● **PROBLEM**: Without the pictures, repeat the listing character for character.

====== RECORDS FOR THE TASK ======

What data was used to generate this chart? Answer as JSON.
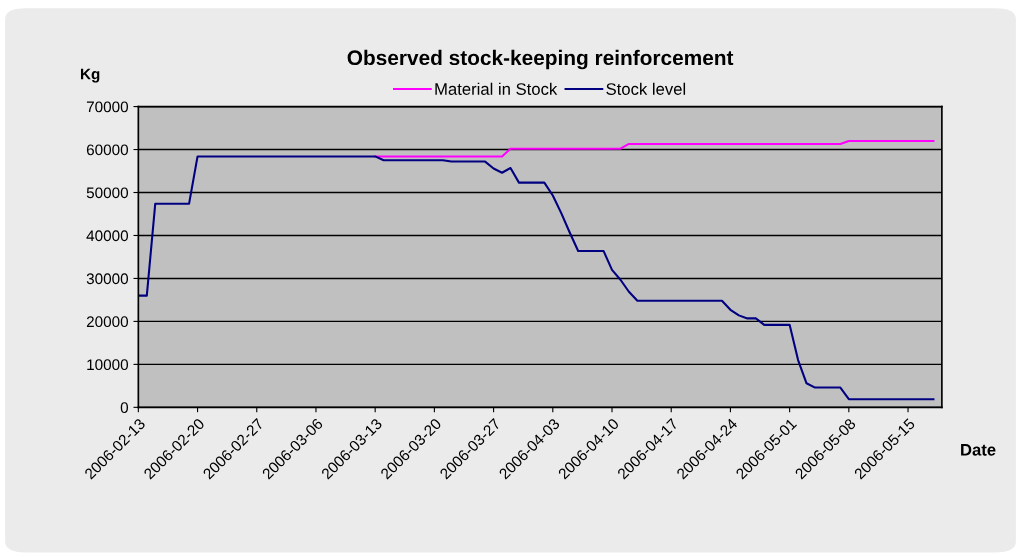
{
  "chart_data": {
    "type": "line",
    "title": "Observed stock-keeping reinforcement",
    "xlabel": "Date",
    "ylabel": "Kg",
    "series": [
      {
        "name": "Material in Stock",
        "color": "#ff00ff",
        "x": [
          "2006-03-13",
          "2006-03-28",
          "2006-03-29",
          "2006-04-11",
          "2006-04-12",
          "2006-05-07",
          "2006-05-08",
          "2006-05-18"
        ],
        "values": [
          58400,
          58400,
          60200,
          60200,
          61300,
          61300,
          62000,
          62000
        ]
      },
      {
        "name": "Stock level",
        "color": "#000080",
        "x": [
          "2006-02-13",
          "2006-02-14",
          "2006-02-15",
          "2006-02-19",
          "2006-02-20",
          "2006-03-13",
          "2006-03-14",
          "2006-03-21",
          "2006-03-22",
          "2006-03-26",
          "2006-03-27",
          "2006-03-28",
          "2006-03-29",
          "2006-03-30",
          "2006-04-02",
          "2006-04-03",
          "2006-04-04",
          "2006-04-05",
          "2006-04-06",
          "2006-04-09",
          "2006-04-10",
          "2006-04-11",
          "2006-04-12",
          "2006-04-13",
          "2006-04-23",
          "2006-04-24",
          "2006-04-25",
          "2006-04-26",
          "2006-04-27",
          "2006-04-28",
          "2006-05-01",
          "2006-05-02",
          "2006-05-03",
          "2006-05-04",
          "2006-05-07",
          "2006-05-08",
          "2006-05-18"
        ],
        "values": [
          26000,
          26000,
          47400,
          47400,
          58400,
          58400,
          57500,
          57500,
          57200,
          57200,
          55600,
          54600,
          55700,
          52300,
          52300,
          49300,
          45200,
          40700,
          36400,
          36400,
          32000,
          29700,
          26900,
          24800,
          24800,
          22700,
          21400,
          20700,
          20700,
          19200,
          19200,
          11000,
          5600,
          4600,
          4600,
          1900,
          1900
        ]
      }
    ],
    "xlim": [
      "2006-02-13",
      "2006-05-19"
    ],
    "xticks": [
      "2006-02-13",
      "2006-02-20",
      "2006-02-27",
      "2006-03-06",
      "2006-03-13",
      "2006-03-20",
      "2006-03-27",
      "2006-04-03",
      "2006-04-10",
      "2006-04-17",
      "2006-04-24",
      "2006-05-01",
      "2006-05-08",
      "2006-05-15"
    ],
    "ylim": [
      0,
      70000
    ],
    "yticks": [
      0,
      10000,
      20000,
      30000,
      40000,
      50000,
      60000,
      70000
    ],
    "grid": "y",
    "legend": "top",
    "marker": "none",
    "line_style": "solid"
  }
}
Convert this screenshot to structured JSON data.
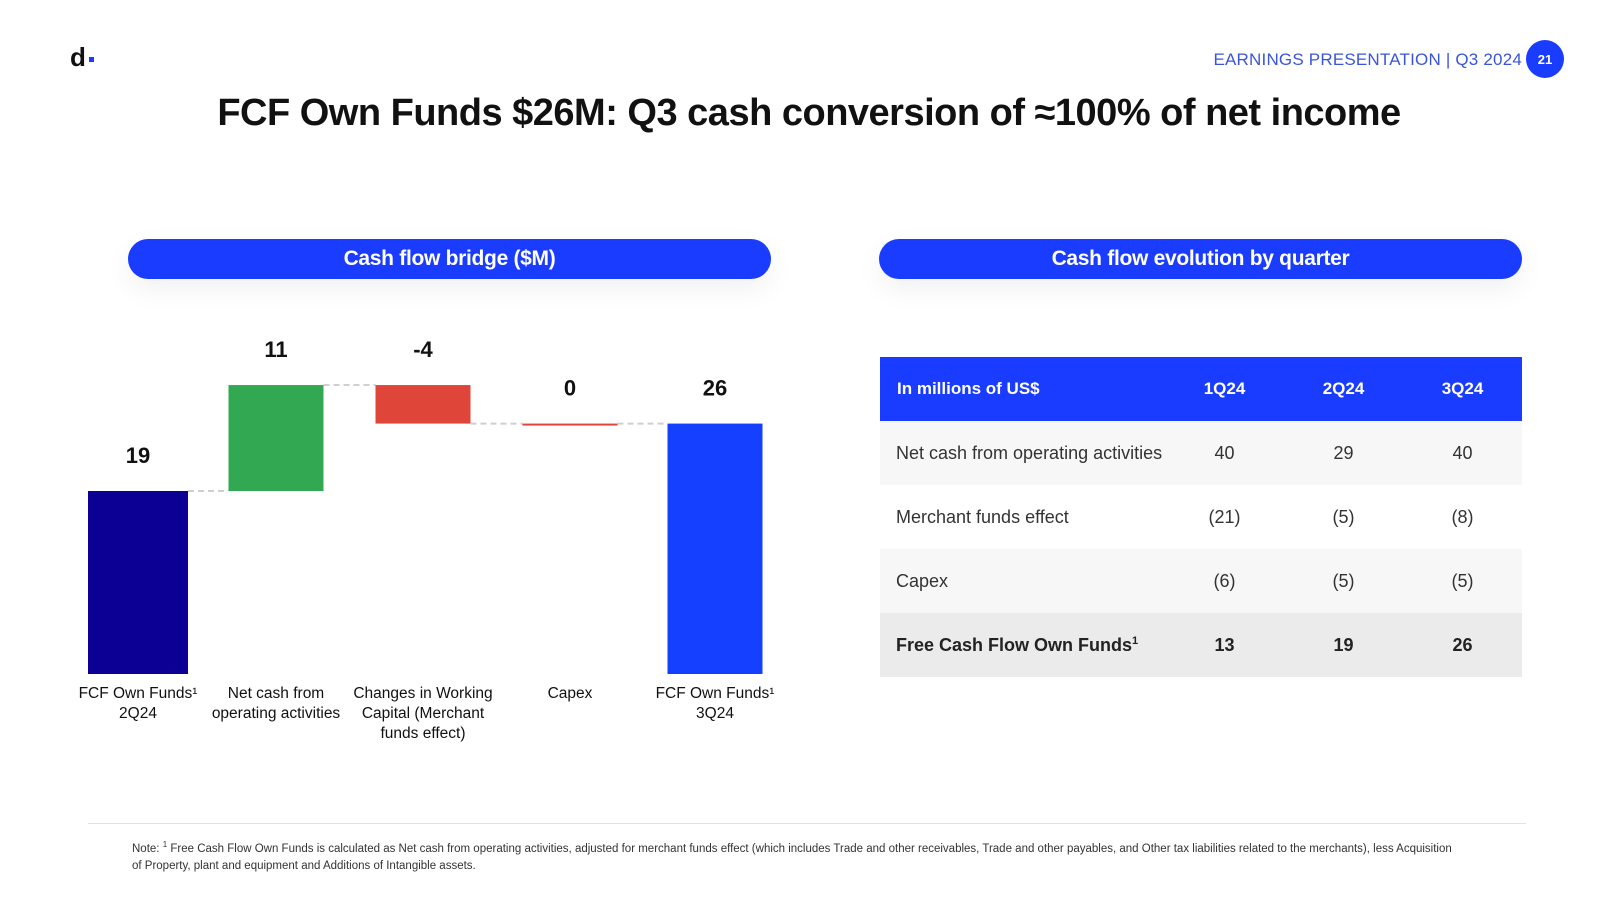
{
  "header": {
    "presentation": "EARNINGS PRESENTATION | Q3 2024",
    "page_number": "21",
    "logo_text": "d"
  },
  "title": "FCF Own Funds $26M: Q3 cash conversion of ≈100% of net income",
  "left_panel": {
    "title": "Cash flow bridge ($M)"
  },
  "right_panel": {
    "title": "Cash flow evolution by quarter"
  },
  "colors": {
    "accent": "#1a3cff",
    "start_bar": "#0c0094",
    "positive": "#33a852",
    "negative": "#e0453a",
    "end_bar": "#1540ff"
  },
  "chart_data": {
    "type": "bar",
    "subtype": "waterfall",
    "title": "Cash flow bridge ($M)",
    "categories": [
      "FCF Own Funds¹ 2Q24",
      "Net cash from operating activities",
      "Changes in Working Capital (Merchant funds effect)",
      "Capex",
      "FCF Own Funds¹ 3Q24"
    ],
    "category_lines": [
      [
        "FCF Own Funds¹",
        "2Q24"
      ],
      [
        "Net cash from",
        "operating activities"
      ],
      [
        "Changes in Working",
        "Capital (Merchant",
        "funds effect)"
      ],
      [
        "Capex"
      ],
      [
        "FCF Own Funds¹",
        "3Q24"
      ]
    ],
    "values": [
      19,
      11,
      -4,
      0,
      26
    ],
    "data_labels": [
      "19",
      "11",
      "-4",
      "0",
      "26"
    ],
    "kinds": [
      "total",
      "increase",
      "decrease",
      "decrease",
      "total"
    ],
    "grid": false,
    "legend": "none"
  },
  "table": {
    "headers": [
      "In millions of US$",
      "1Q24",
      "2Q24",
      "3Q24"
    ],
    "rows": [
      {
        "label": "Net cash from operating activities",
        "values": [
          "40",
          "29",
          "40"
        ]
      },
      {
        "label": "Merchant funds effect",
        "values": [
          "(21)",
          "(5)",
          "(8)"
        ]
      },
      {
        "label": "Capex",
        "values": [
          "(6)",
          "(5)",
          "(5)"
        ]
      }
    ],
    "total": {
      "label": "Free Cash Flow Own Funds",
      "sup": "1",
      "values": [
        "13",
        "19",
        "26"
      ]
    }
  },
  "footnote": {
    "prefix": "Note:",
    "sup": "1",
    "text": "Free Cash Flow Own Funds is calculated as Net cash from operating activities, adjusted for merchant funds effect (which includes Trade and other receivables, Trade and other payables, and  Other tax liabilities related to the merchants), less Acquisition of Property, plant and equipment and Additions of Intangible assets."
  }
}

======

● **RESULT**:
What data was used to generate this chart? Answer as JSON.
{
  "chart_data": {
    "type": "line",
    "title": "Observed stock-keeping reinforcement",
    "xlabel": "Date",
    "ylabel": "Kg",
    "series": [
      {
        "name": "Material in Stock",
        "color": "#ff00ff",
        "x": [
          "2006-03-13",
          "2006-03-28",
          "2006-03-29",
          "2006-04-11",
          "2006-04-12",
          "2006-05-07",
          "2006-05-08",
          "2006-05-18"
        ],
        "values": [
          58400,
          58400,
          60200,
          60200,
          61300,
          61300,
          62000,
          62000
        ]
      },
      {
        "name": "Stock level",
        "color": "#000080",
        "x": [
          "2006-02-13",
          "2006-02-14",
          "2006-02-15",
          "2006-02-19",
          "2006-02-20",
          "2006-03-13",
          "2006-03-14",
          "2006-03-21",
          "2006-03-22",
          "2006-03-26",
          "2006-03-27",
          "2006-03-28",
          "2006-03-29",
          "2006-03-30",
          "2006-04-02",
          "2006-04-03",
          "2006-04-04",
          "2006-04-05",
          "2006-04-06",
          "2006-04-09",
          "2006-04-10",
          "2006-04-11",
          "2006-04-12",
          "2006-04-13",
          "2006-04-23",
          "2006-04-24",
          "2006-04-25",
          "2006-04-26",
          "2006-04-27",
          "2006-04-28",
          "2006-05-01",
          "2006-05-02",
          "2006-05-03",
          "2006-05-04",
          "2006-05-07",
          "2006-05-08",
          "2006-05-18"
        ],
        "values": [
          26000,
          26000,
          47400,
          47400,
          58400,
          58400,
          57500,
          57500,
          57200,
          57200,
          55600,
          54600,
          55700,
          52300,
          52300,
          49300,
          45200,
          40700,
          36400,
          36400,
          32000,
          29700,
          26900,
          24800,
          24800,
          22700,
          21400,
          20700,
          20700,
          19200,
          19200,
          11000,
          5600,
          4600,
          4600,
          1900,
          1900
        ]
      }
    ],
    "xlim": [
      "2006-02-13",
      "2006-05-19"
    ],
    "xticks": [
      "2006-02-13",
      "2006-02-20",
      "2006-02-27",
      "2006-03-06",
      "2006-03-13",
      "2006-03-20",
      "2006-03-27",
      "2006-04-03",
      "2006-04-10",
      "2006-04-17",
      "2006-04-24",
      "2006-05-01",
      "2006-05-08",
      "2006-05-15"
    ],
    "ylim": [
      0,
      70000
    ],
    "yticks": [
      0,
      10000,
      20000,
      30000,
      40000,
      50000,
      60000,
      70000
    ],
    "grid": "y",
    "legend": "top",
    "marker": "none",
    "line_style": "solid"
  }
}
Convert this screenshot to structured JSON data.
{
  "header": {
    "presentation": "EARNINGS PRESENTATION | Q3 2024",
    "page_number": "21",
    "logo_text": "d"
  },
  "title": "FCF Own Funds $26M: Q3 cash conversion of ≈100% of net income",
  "left_panel": {
    "title": "Cash flow bridge ($M)"
  },
  "right_panel": {
    "title": "Cash flow evolution by quarter"
  },
  "colors": {
    "accent": "#1a3cff",
    "start_bar": "#0c0094",
    "positive": "#33a852",
    "negative": "#e0453a",
    "end_bar": "#1540ff"
  },
  "chart_data": {
    "type": "bar",
    "subtype": "waterfall",
    "title": "Cash flow bridge ($M)",
    "categories": [
      "FCF Own Funds¹ 2Q24",
      "Net cash from operating activities",
      "Changes in Working Capital (Merchant funds effect)",
      "Capex",
      "FCF Own Funds¹ 3Q24"
    ],
    "category_lines": [
      [
        "FCF Own Funds¹",
        "2Q24"
      ],
      [
        "Net cash from",
        "operating activities"
      ],
      [
        "Changes in Working",
        "Capital (Merchant",
        "funds effect)"
      ],
      [
        "Capex"
      ],
      [
        "FCF Own Funds¹",
        "3Q24"
      ]
    ],
    "values": [
      19,
      11,
      -4,
      0,
      26
    ],
    "data_labels": [
      "19",
      "11",
      "-4",
      "0",
      "26"
    ],
    "kinds": [
      "total",
      "increase",
      "decrease",
      "decrease",
      "total"
    ],
    "grid": false,
    "legend": "none"
  },
  "table": {
    "headers": [
      "In millions of US$",
      "1Q24",
      "2Q24",
      "3Q24"
    ],
    "rows": [
      {
        "label": "Net cash from operating activities",
        "values": [
          "40",
          "29",
          "40"
        ]
      },
      {
        "label": "Merchant funds effect",
        "values": [
          "(21)",
          "(5)",
          "(8)"
        ]
      },
      {
        "label": "Capex",
        "values": [
          "(6)",
          "(5)",
          "(5)"
        ]
      }
    ],
    "total": {
      "label": "Free Cash Flow Own Funds",
      "sup": "1",
      "values": [
        "13",
        "19",
        "26"
      ]
    }
  },
  "footnote": {
    "prefix": "Note:",
    "sup": "1",
    "text": "Free Cash Flow Own Funds is calculated as Net cash from operating activities, adjusted for merchant funds effect (which includes Trade and other receivables, Trade and other payables, and  Other tax liabilities related to the merchants), less Acquisition of Property, plant and equipment and Additions of Intangible assets."
  }
}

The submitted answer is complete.